Find the lines that contain the word "placeholder" and copy each one.

Entries shown:
=-=-=

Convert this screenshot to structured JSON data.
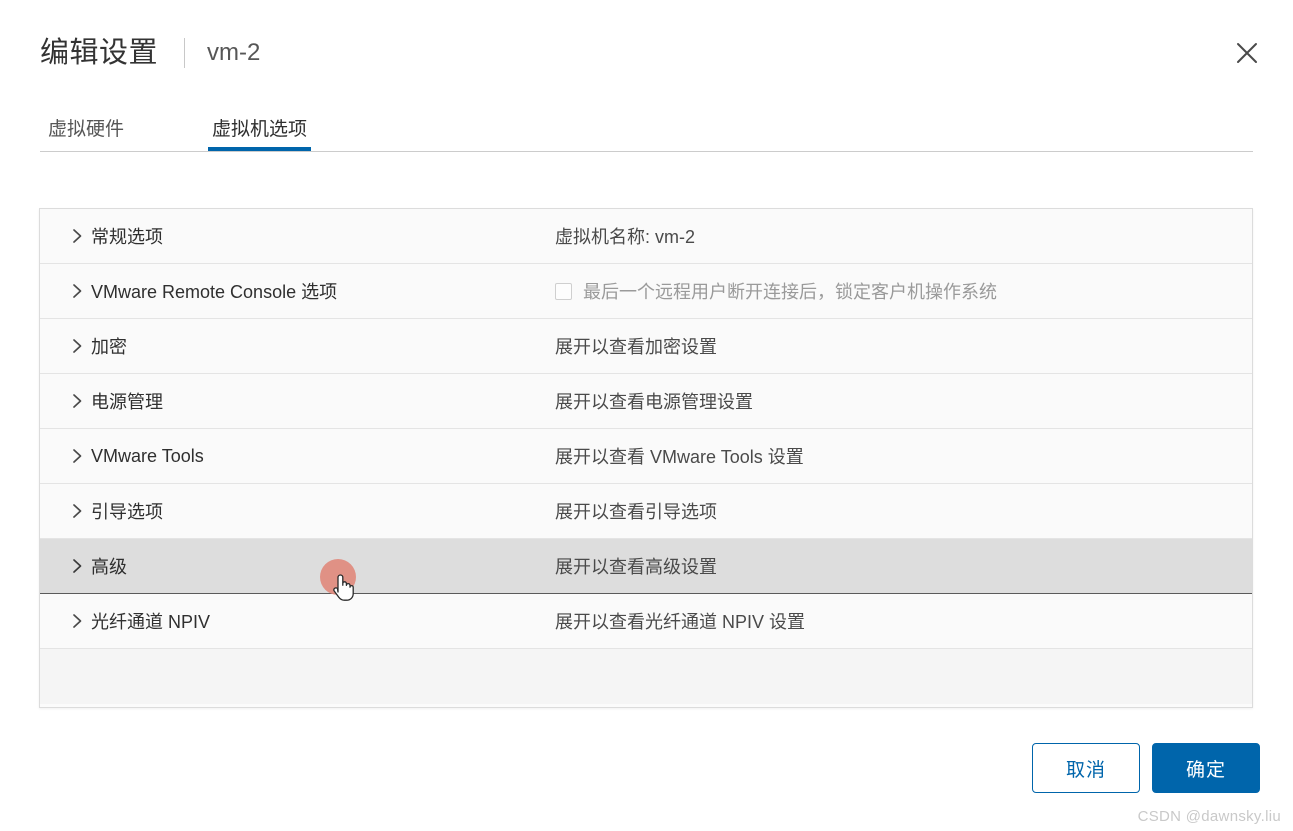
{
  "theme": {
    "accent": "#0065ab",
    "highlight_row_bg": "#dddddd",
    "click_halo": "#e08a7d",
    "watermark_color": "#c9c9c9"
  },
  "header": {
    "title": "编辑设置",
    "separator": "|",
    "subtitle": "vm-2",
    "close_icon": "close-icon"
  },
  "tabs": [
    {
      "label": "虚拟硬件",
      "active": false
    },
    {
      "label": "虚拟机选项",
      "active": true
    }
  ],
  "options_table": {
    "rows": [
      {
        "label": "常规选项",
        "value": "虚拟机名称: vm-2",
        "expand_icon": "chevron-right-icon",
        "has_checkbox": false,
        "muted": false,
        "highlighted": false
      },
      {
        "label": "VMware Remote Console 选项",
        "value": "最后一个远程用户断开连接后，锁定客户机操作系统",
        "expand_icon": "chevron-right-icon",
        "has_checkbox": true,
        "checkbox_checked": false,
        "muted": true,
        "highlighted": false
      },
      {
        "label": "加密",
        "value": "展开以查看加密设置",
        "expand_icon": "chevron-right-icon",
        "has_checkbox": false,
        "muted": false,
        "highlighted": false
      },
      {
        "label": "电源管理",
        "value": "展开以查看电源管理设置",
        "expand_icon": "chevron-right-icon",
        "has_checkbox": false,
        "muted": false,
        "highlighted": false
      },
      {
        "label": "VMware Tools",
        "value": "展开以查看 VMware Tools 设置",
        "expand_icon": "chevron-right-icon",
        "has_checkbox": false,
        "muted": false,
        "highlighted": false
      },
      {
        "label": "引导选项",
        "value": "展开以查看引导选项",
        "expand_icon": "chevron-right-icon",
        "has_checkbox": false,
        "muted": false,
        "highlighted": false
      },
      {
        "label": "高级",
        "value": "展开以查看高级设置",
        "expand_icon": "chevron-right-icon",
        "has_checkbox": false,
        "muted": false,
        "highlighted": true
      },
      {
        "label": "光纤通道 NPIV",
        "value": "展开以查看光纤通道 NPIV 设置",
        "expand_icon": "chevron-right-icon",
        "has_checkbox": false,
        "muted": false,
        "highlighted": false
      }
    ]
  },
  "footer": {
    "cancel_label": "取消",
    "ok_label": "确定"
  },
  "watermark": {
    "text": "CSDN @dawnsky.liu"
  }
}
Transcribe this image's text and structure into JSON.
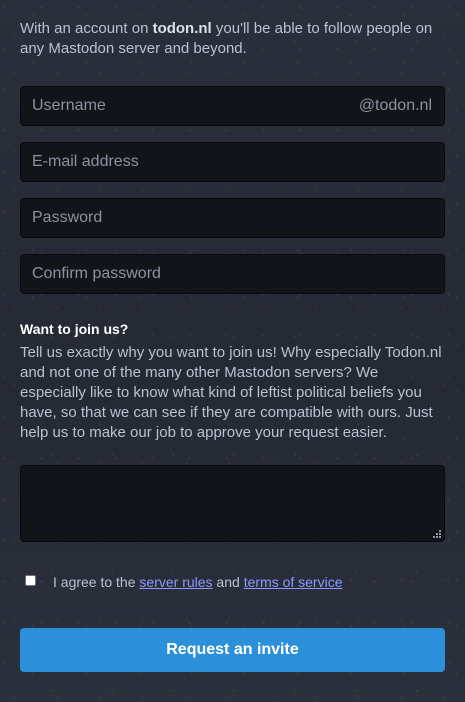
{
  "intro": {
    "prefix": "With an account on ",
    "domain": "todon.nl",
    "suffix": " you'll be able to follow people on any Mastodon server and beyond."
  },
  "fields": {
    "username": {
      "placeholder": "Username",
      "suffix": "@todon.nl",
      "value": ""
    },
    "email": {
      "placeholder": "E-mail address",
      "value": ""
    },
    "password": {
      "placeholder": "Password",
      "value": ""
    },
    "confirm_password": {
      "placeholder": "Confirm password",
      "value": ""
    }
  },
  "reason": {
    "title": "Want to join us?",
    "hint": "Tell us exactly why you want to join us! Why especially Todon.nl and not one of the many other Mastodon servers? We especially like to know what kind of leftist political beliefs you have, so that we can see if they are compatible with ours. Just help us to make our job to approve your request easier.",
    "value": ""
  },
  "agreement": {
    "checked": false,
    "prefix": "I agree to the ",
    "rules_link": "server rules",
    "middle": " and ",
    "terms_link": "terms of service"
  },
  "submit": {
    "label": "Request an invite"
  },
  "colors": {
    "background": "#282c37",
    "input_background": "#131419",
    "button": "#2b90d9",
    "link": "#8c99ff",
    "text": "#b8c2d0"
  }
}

=-=-=

Exercise output:
      "placeholder": "Username",
      "placeholder": "E-mail address",
      "placeholder": "Password",
      "placeholder": "Confirm password",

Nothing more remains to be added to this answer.